Begin

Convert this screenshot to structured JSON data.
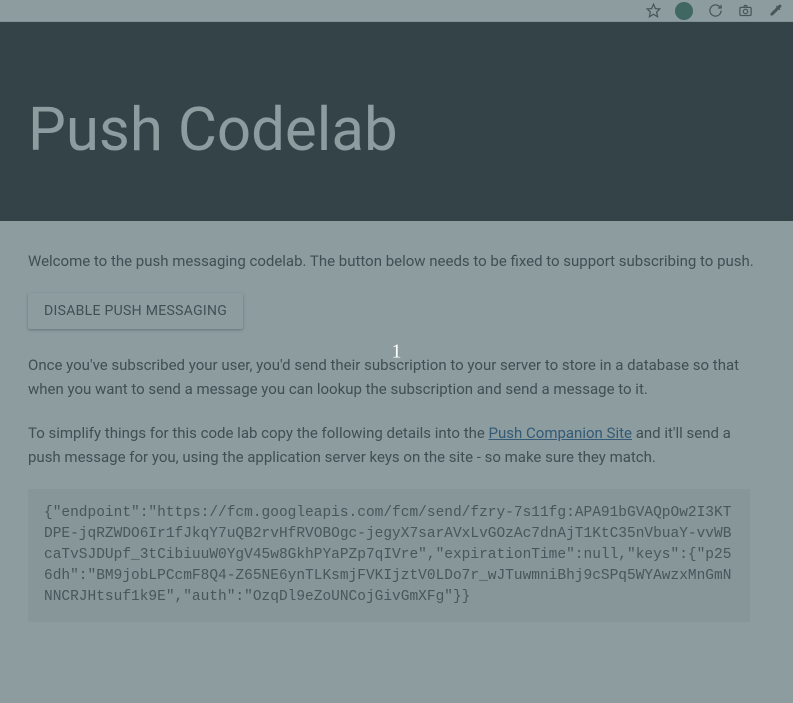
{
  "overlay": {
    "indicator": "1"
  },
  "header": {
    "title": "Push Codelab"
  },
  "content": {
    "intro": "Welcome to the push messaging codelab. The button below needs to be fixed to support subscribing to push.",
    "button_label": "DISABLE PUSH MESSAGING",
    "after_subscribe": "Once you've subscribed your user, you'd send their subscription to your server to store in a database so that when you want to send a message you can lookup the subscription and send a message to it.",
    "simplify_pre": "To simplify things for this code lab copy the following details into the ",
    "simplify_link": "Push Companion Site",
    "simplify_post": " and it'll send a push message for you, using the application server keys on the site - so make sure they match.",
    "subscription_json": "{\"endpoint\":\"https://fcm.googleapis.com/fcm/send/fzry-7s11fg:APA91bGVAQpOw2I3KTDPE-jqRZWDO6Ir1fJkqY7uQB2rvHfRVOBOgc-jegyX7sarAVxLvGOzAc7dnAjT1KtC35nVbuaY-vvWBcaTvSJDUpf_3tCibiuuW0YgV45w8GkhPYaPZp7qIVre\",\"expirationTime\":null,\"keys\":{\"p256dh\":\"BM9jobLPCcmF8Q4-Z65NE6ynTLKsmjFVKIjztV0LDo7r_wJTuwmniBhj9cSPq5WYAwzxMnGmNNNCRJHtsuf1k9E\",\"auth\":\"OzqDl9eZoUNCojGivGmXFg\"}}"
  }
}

End

Every line above should be returned word for word, with the pictures left behind.

Convert this screenshot to structured JSON data.
{
  "overlay": {
    "indicator": "1"
  },
  "header": {
    "title": "Push Codelab"
  },
  "content": {
    "intro": "Welcome to the push messaging codelab. The button below needs to be fixed to support subscribing to push.",
    "button_label": "DISABLE PUSH MESSAGING",
    "after_subscribe": "Once you've subscribed your user, you'd send their subscription to your server to store in a database so that when you want to send a message you can lookup the subscription and send a message to it.",
    "simplify_pre": "To simplify things for this code lab copy the following details into the ",
    "simplify_link": "Push Companion Site",
    "simplify_post": " and it'll send a push message for you, using the application server keys on the site - so make sure they match.",
    "subscription_json": "{\"endpoint\":\"https://fcm.googleapis.com/fcm/send/fzry-7s11fg:APA91bGVAQpOw2I3KTDPE-jqRZWDO6Ir1fJkqY7uQB2rvHfRVOBOgc-jegyX7sarAVxLvGOzAc7dnAjT1KtC35nVbuaY-vvWBcaTvSJDUpf_3tCibiuuW0YgV45w8GkhPYaPZp7qIVre\",\"expirationTime\":null,\"keys\":{\"p256dh\":\"BM9jobLPCcmF8Q4-Z65NE6ynTLKsmjFVKIjztV0LDo7r_wJTuwmniBhj9cSPq5WYAwzxMnGmNNNCRJHtsuf1k9E\",\"auth\":\"OzqDl9eZoUNCojGivGmXFg\"}}"
  }
}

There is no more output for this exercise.